* _PROBLEM DESCRIPTION_: Omit the pictures, then reproduce every remaining record exactly.

"""

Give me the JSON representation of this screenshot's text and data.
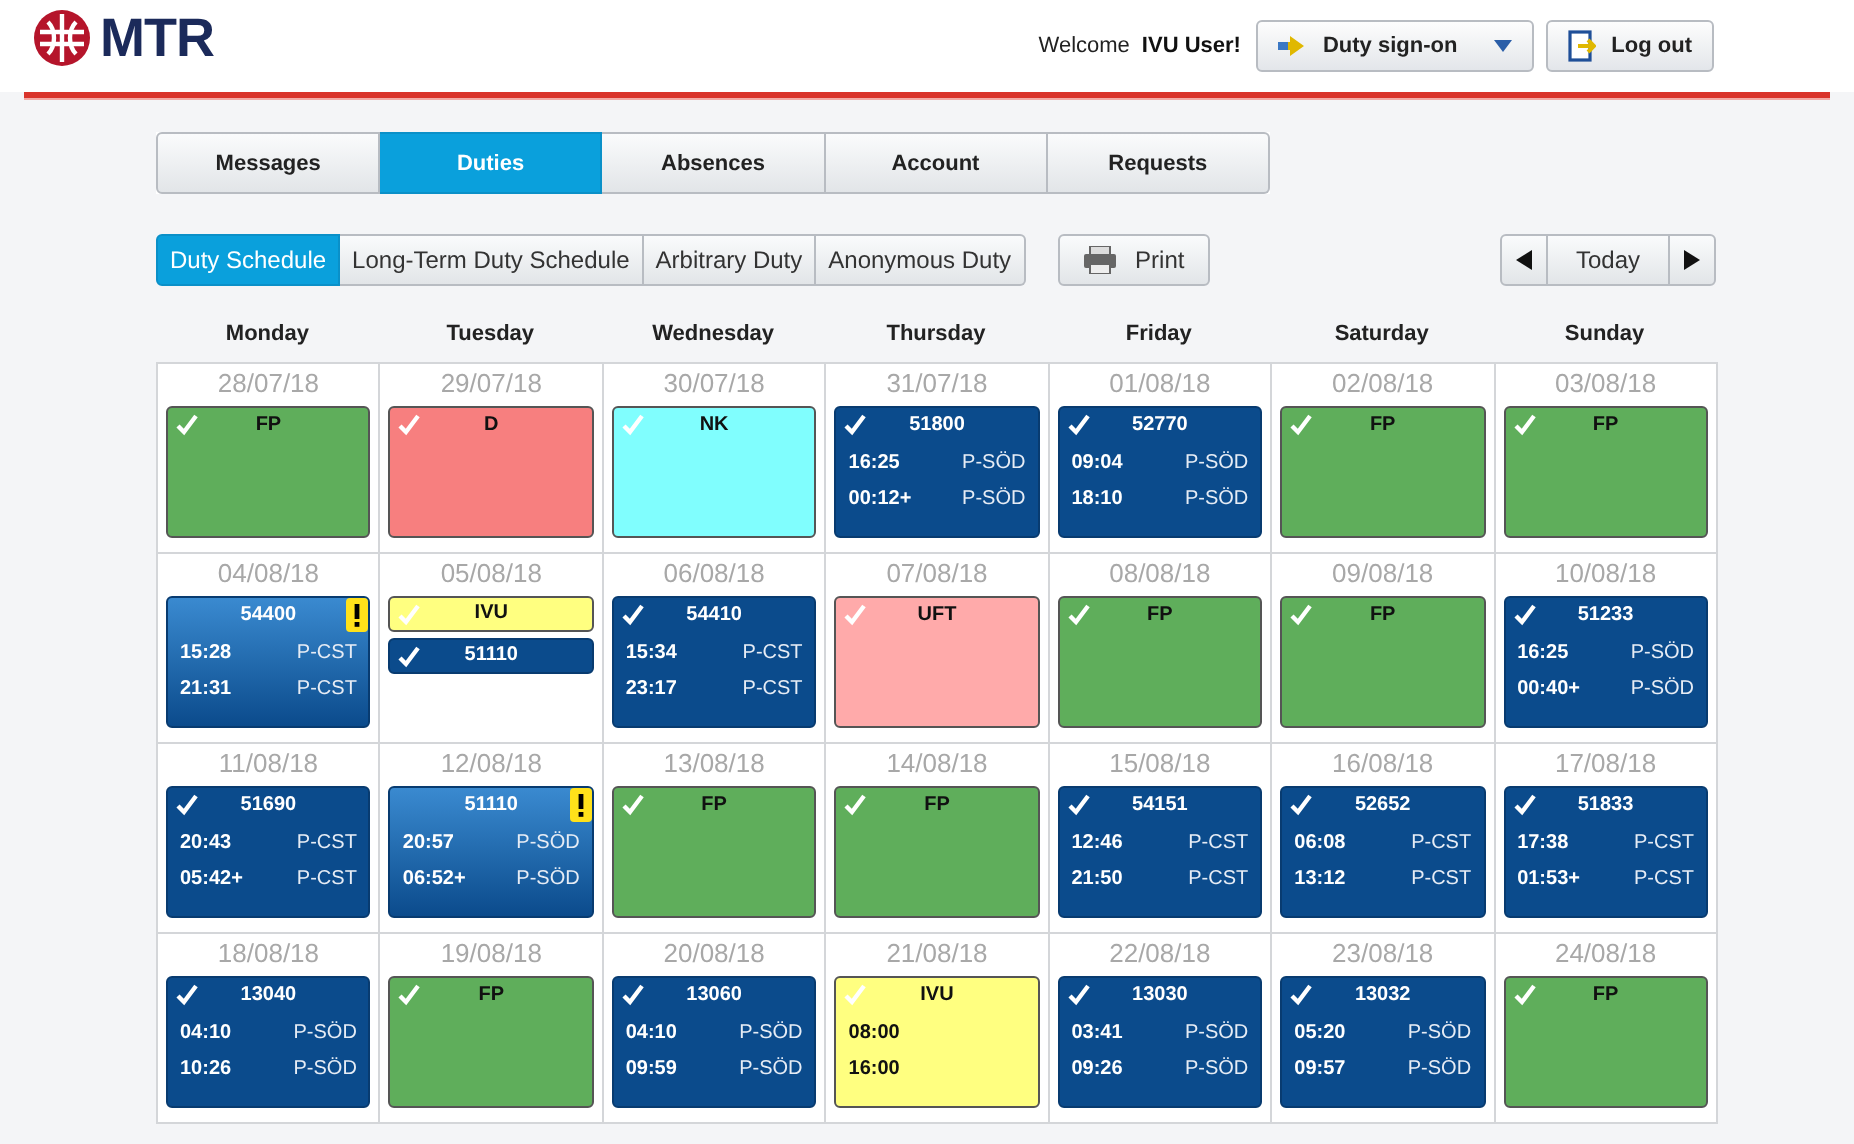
{
  "header": {
    "logo": "MTR",
    "welcome": "Welcome",
    "user": "IVU User!",
    "duty_menu": "Duty sign-on",
    "logout": "Log out"
  },
  "tabs": [
    {
      "label": "Messages",
      "selected": false
    },
    {
      "label": "Duties",
      "selected": true
    },
    {
      "label": "Absences",
      "selected": false
    },
    {
      "label": "Account",
      "selected": false
    },
    {
      "label": "Requests",
      "selected": false
    }
  ],
  "subtabs": [
    {
      "label": "Duty Schedule",
      "selected": true
    },
    {
      "label": "Long-Term Duty Schedule",
      "selected": false
    },
    {
      "label": "Arbitrary Duty",
      "selected": false
    },
    {
      "label": "Anonymous Duty",
      "selected": false
    }
  ],
  "print": "Print",
  "today": "Today",
  "weekdays": [
    "Monday",
    "Tuesday",
    "Wednesday",
    "Thursday",
    "Friday",
    "Saturday",
    "Sunday"
  ],
  "days": [
    {
      "date": "28/07/18",
      "entries": [
        {
          "kind": "absence",
          "code": "FP",
          "color": "#5fae5b"
        }
      ]
    },
    {
      "date": "29/07/18",
      "entries": [
        {
          "kind": "absence",
          "code": "D",
          "color": "#f77f7f"
        }
      ]
    },
    {
      "date": "30/07/18",
      "entries": [
        {
          "kind": "absence",
          "code": "NK",
          "color": "#80fefe"
        }
      ]
    },
    {
      "date": "31/07/18",
      "entries": [
        {
          "kind": "duty",
          "code": "51800",
          "warning": false,
          "rows": [
            {
              "time": "16:25",
              "place": "P-SÖD"
            },
            {
              "time": "00:12+",
              "place": "P-SÖD"
            }
          ]
        }
      ]
    },
    {
      "date": "01/08/18",
      "entries": [
        {
          "kind": "duty",
          "code": "52770",
          "warning": false,
          "rows": [
            {
              "time": "09:04",
              "place": "P-SÖD"
            },
            {
              "time": "18:10",
              "place": "P-SÖD"
            }
          ]
        }
      ]
    },
    {
      "date": "02/08/18",
      "entries": [
        {
          "kind": "absence",
          "code": "FP",
          "color": "#5fae5b"
        }
      ]
    },
    {
      "date": "03/08/18",
      "entries": [
        {
          "kind": "absence",
          "code": "FP",
          "color": "#5fae5b"
        }
      ]
    },
    {
      "date": "04/08/18",
      "entries": [
        {
          "kind": "duty",
          "code": "54400",
          "warning": true,
          "rows": [
            {
              "time": "15:28",
              "place": "P-CST"
            },
            {
              "time": "21:31",
              "place": "P-CST"
            }
          ]
        }
      ]
    },
    {
      "date": "05/08/18",
      "entries": [
        {
          "kind": "absence-chip",
          "code": "IVU",
          "color": "#ffff80"
        },
        {
          "kind": "duty-chip",
          "code": "51110",
          "warning": false
        }
      ]
    },
    {
      "date": "06/08/18",
      "entries": [
        {
          "kind": "duty",
          "code": "54410",
          "warning": false,
          "rows": [
            {
              "time": "15:34",
              "place": "P-CST"
            },
            {
              "time": "23:17",
              "place": "P-CST"
            }
          ]
        }
      ]
    },
    {
      "date": "07/08/18",
      "entries": [
        {
          "kind": "absence",
          "code": "UFT",
          "color": "#ffaaaa"
        }
      ]
    },
    {
      "date": "08/08/18",
      "entries": [
        {
          "kind": "absence",
          "code": "FP",
          "color": "#5fae5b"
        }
      ]
    },
    {
      "date": "09/08/18",
      "entries": [
        {
          "kind": "absence",
          "code": "FP",
          "color": "#5fae5b"
        }
      ]
    },
    {
      "date": "10/08/18",
      "entries": [
        {
          "kind": "duty",
          "code": "51233",
          "warning": false,
          "rows": [
            {
              "time": "16:25",
              "place": "P-SÖD"
            },
            {
              "time": "00:40+",
              "place": "P-SÖD"
            }
          ]
        }
      ]
    },
    {
      "date": "11/08/18",
      "entries": [
        {
          "kind": "duty",
          "code": "51690",
          "warning": false,
          "rows": [
            {
              "time": "20:43",
              "place": "P-CST"
            },
            {
              "time": "05:42+",
              "place": "P-CST"
            }
          ]
        }
      ]
    },
    {
      "date": "12/08/18",
      "entries": [
        {
          "kind": "duty",
          "code": "51110",
          "warning": true,
          "rows": [
            {
              "time": "20:57",
              "place": "P-SÖD"
            },
            {
              "time": "06:52+",
              "place": "P-SÖD"
            }
          ]
        }
      ]
    },
    {
      "date": "13/08/18",
      "entries": [
        {
          "kind": "absence",
          "code": "FP",
          "color": "#5fae5b"
        }
      ]
    },
    {
      "date": "14/08/18",
      "entries": [
        {
          "kind": "absence",
          "code": "FP",
          "color": "#5fae5b"
        }
      ]
    },
    {
      "date": "15/08/18",
      "entries": [
        {
          "kind": "duty",
          "code": "54151",
          "warning": false,
          "rows": [
            {
              "time": "12:46",
              "place": "P-CST"
            },
            {
              "time": "21:50",
              "place": "P-CST"
            }
          ]
        }
      ]
    },
    {
      "date": "16/08/18",
      "entries": [
        {
          "kind": "duty",
          "code": "52652",
          "warning": false,
          "rows": [
            {
              "time": "06:08",
              "place": "P-CST"
            },
            {
              "time": "13:12",
              "place": "P-CST"
            }
          ]
        }
      ]
    },
    {
      "date": "17/08/18",
      "entries": [
        {
          "kind": "duty",
          "code": "51833",
          "warning": false,
          "rows": [
            {
              "time": "17:38",
              "place": "P-CST"
            },
            {
              "time": "01:53+",
              "place": "P-CST"
            }
          ]
        }
      ]
    },
    {
      "date": "18/08/18",
      "entries": [
        {
          "kind": "duty",
          "code": "13040",
          "warning": false,
          "rows": [
            {
              "time": "04:10",
              "place": "P-SÖD"
            },
            {
              "time": "10:26",
              "place": "P-SÖD"
            }
          ]
        }
      ]
    },
    {
      "date": "19/08/18",
      "entries": [
        {
          "kind": "absence",
          "code": "FP",
          "color": "#5fae5b"
        }
      ]
    },
    {
      "date": "20/08/18",
      "entries": [
        {
          "kind": "duty",
          "code": "13060",
          "warning": false,
          "rows": [
            {
              "time": "04:10",
              "place": "P-SÖD"
            },
            {
              "time": "09:59",
              "place": "P-SÖD"
            }
          ]
        }
      ]
    },
    {
      "date": "21/08/18",
      "entries": [
        {
          "kind": "absence",
          "code": "IVU",
          "color": "#ffff80",
          "rows": [
            {
              "time": "08:00"
            },
            {
              "time": "16:00"
            }
          ]
        }
      ]
    },
    {
      "date": "22/08/18",
      "entries": [
        {
          "kind": "duty",
          "code": "13030",
          "warning": false,
          "rows": [
            {
              "time": "03:41",
              "place": "P-SÖD"
            },
            {
              "time": "09:26",
              "place": "P-SÖD"
            }
          ]
        }
      ]
    },
    {
      "date": "23/08/18",
      "entries": [
        {
          "kind": "duty",
          "code": "13032",
          "warning": false,
          "rows": [
            {
              "time": "05:20",
              "place": "P-SÖD"
            },
            {
              "time": "09:57",
              "place": "P-SÖD"
            }
          ]
        }
      ]
    },
    {
      "date": "24/08/18",
      "entries": [
        {
          "kind": "absence",
          "code": "FP",
          "color": "#5fae5b"
        }
      ]
    }
  ]
}
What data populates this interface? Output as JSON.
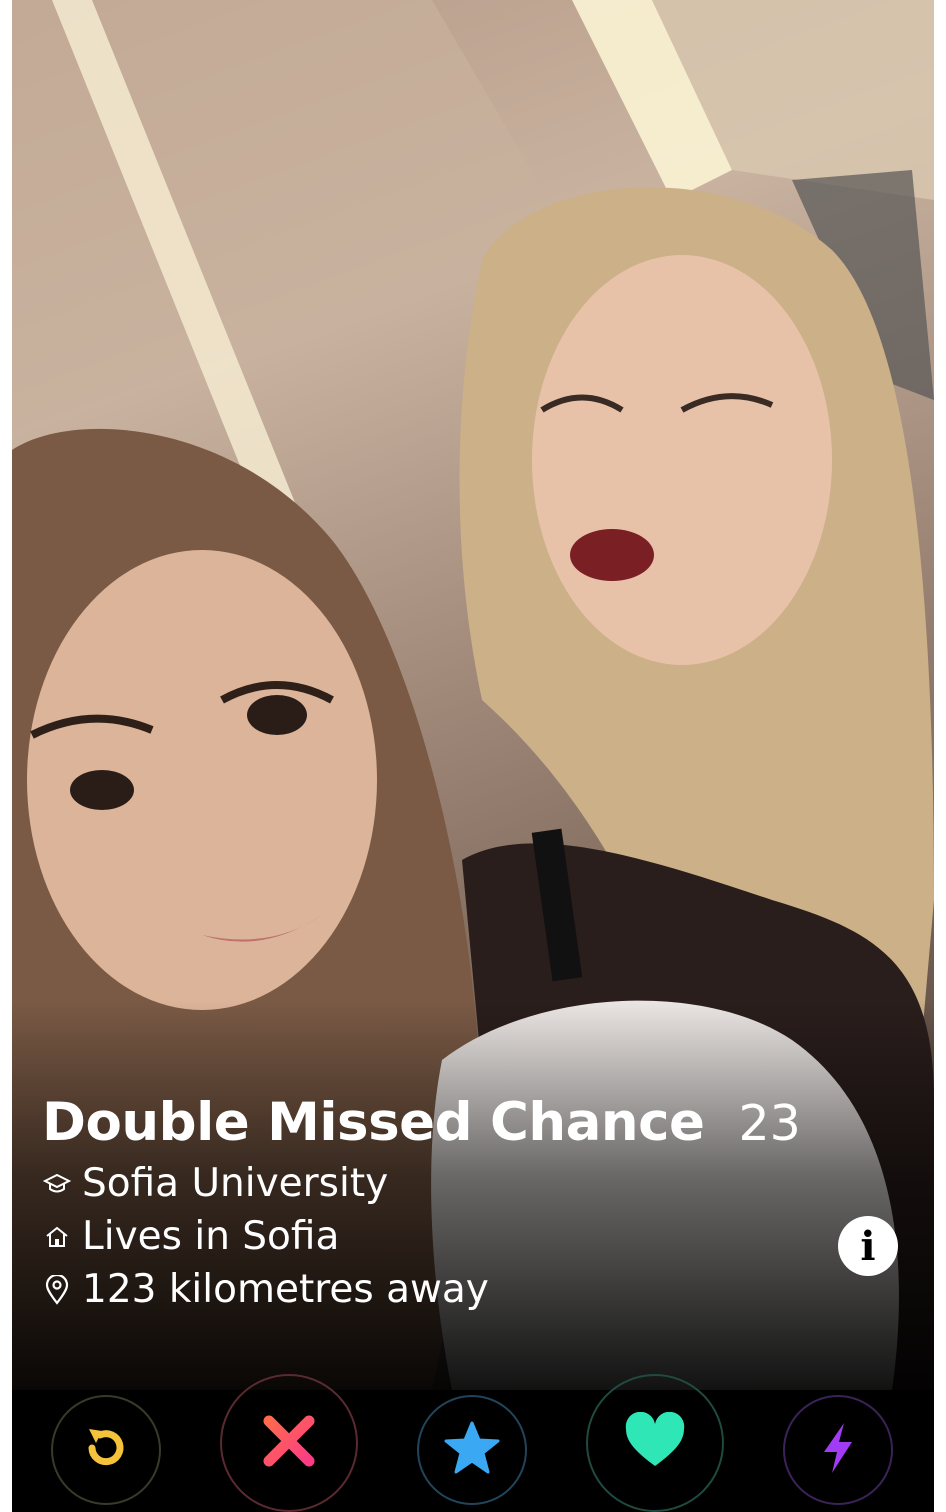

"""

* _RESPONSE_:
Give me the JSON representation of this screenshot's text and data.
{
  "header": {
    "logo": "MTR",
    "welcome": "Welcome",
    "user": "IVU User!",
    "duty_menu": "Duty sign-on",
    "logout": "Log out"
  },
  "tabs": [
    {
      "label": "Messages",
      "selected": false
    },
    {
      "label": "Duties",
      "selected": true
    },
    {
      "label": "Absences",
      "selected": false
    },
    {
      "label": "Account",
      "selected": false
    },
    {
      "label": "Requests",
      "selected": false
    }
  ],
  "subtabs": [
    {
      "label": "Duty Schedule",
      "selected": true
    },
    {
      "label": "Long-Term Duty Schedule",
      "selected": false
    },
    {
      "label": "Arbitrary Duty",
      "selected": false
    },
    {
      "label": "Anonymous Duty",
      "selected": false
    }
  ],
  "print": "Print",
  "today": "Today",
  "weekdays": [
    "Monday",
    "Tuesday",
    "Wednesday",
    "Thursday",
    "Friday",
    "Saturday",
    "Sunday"
  ],
  "days": [
    {
      "date": "28/07/18",
      "entries": [
        {
          "kind": "absence",
          "code": "FP",
          "color": "#5fae5b"
        }
      ]
    },
    {
      "date": "29/07/18",
      "entries": [
        {
          "kind": "absence",
          "code": "D",
          "color": "#f77f7f"
        }
      ]
    },
    {
      "date": "30/07/18",
      "entries": [
        {
          "kind": "absence",
          "code": "NK",
          "color": "#80fefe"
        }
      ]
    },
    {
      "date": "31/07/18",
      "entries": [
        {
          "kind": "duty",
          "code": "51800",
          "warning": false,
          "rows": [
            {
              "time": "16:25",
              "place": "P-SÖD"
            },
            {
              "time": "00:12+",
              "place": "P-SÖD"
            }
          ]
        }
      ]
    },
    {
      "date": "01/08/18",
      "entries": [
        {
          "kind": "duty",
          "code": "52770",
          "warning": false,
          "rows": [
            {
              "time": "09:04",
              "place": "P-SÖD"
            },
            {
              "time": "18:10",
              "place": "P-SÖD"
            }
          ]
        }
      ]
    },
    {
      "date": "02/08/18",
      "entries": [
        {
          "kind": "absence",
          "code": "FP",
          "color": "#5fae5b"
        }
      ]
    },
    {
      "date": "03/08/18",
      "entries": [
        {
          "kind": "absence",
          "code": "FP",
          "color": "#5fae5b"
        }
      ]
    },
    {
      "date": "04/08/18",
      "entries": [
        {
          "kind": "duty",
          "code": "54400",
          "warning": true,
          "rows": [
            {
              "time": "15:28",
              "place": "P-CST"
            },
            {
              "time": "21:31",
              "place": "P-CST"
            }
          ]
        }
      ]
    },
    {
      "date": "05/08/18",
      "entries": [
        {
          "kind": "absence-chip",
          "code": "IVU",
          "color": "#ffff80"
        },
        {
          "kind": "duty-chip",
          "code": "51110",
          "warning": false
        }
      ]
    },
    {
      "date": "06/08/18",
      "entries": [
        {
          "kind": "duty",
          "code": "54410",
          "warning": false,
          "rows": [
            {
              "time": "15:34",
              "place": "P-CST"
            },
            {
              "time": "23:17",
              "place": "P-CST"
            }
          ]
        }
      ]
    },
    {
      "date": "07/08/18",
      "entries": [
        {
          "kind": "absence",
          "code": "UFT",
          "color": "#ffaaaa"
        }
      ]
    },
    {
      "date": "08/08/18",
      "entries": [
        {
          "kind": "absence",
          "code": "FP",
          "color": "#5fae5b"
        }
      ]
    },
    {
      "date": "09/08/18",
      "entries": [
        {
          "kind": "absence",
          "code": "FP",
          "color": "#5fae5b"
        }
      ]
    },
    {
      "date": "10/08/18",
      "entries": [
        {
          "kind": "duty",
          "code": "51233",
          "warning": false,
          "rows": [
            {
              "time": "16:25",
              "place": "P-SÖD"
            },
            {
              "time": "00:40+",
              "place": "P-SÖD"
            }
          ]
        }
      ]
    },
    {
      "date": "11/08/18",
      "entries": [
        {
          "kind": "duty",
          "code": "51690",
          "warning": false,
          "rows": [
            {
              "time": "20:43",
              "place": "P-CST"
            },
            {
              "time": "05:42+",
              "place": "P-CST"
            }
          ]
        }
      ]
    },
    {
      "date": "12/08/18",
      "entries": [
        {
          "kind": "duty",
          "code": "51110",
          "warning": true,
          "rows": [
            {
              "time": "20:57",
              "place": "P-SÖD"
            },
            {
              "time": "06:52+",
              "place": "P-SÖD"
            }
          ]
        }
      ]
    },
    {
      "date": "13/08/18",
      "entries": [
        {
          "kind": "absence",
          "code": "FP",
          "color": "#5fae5b"
        }
      ]
    },
    {
      "date": "14/08/18",
      "entries": [
        {
          "kind": "absence",
          "code": "FP",
          "color": "#5fae5b"
        }
      ]
    },
    {
      "date": "15/08/18",
      "entries": [
        {
          "kind": "duty",
          "code": "54151",
          "warning": false,
          "rows": [
            {
              "time": "12:46",
              "place": "P-CST"
            },
            {
              "time": "21:50",
              "place": "P-CST"
            }
          ]
        }
      ]
    },
    {
      "date": "16/08/18",
      "entries": [
        {
          "kind": "duty",
          "code": "52652",
          "warning": false,
          "rows": [
            {
              "time": "06:08",
              "place": "P-CST"
            },
            {
              "time": "13:12",
              "place": "P-CST"
            }
          ]
        }
      ]
    },
    {
      "date": "17/08/18",
      "entries": [
        {
          "kind": "duty",
          "code": "51833",
          "warning": false,
          "rows": [
            {
              "time": "17:38",
              "place": "P-CST"
            },
            {
              "time": "01:53+",
              "place": "P-CST"
            }
          ]
        }
      ]
    },
    {
      "date": "18/08/18",
      "entries": [
        {
          "kind": "duty",
          "code": "13040",
          "warning": false,
          "rows": [
            {
              "time": "04:10",
              "place": "P-SÖD"
            },
            {
              "time": "10:26",
              "place": "P-SÖD"
            }
          ]
        }
      ]
    },
    {
      "date": "19/08/18",
      "entries": [
        {
          "kind": "absence",
          "code": "FP",
          "color": "#5fae5b"
        }
      ]
    },
    {
      "date": "20/08/18",
      "entries": [
        {
          "kind": "duty",
          "code": "13060",
          "warning": false,
          "rows": [
            {
              "time": "04:10",
              "place": "P-SÖD"
            },
            {
              "time": "09:59",
              "place": "P-SÖD"
            }
          ]
        }
      ]
    },
    {
      "date": "21/08/18",
      "entries": [
        {
          "kind": "absence",
          "code": "IVU",
          "color": "#ffff80",
          "rows": [
            {
              "time": "08:00"
            },
            {
              "time": "16:00"
            }
          ]
        }
      ]
    },
    {
      "date": "22/08/18",
      "entries": [
        {
          "kind": "duty",
          "code": "13030",
          "warning": false,
          "rows": [
            {
              "time": "03:41",
              "place": "P-SÖD"
            },
            {
              "time": "09:26",
              "place": "P-SÖD"
            }
          ]
        }
      ]
    },
    {
      "date": "23/08/18",
      "entries": [
        {
          "kind": "duty",
          "code": "13032",
          "warning": false,
          "rows": [
            {
              "time": "05:20",
              "place": "P-SÖD"
            },
            {
              "time": "09:57",
              "place": "P-SÖD"
            }
          ]
        }
      ]
    },
    {
      "date": "24/08/18",
      "entries": [
        {
          "kind": "absence",
          "code": "FP",
          "color": "#5fae5b"
        }
      ]
    }
  ]
}
What data populates this interface? Output as JSON.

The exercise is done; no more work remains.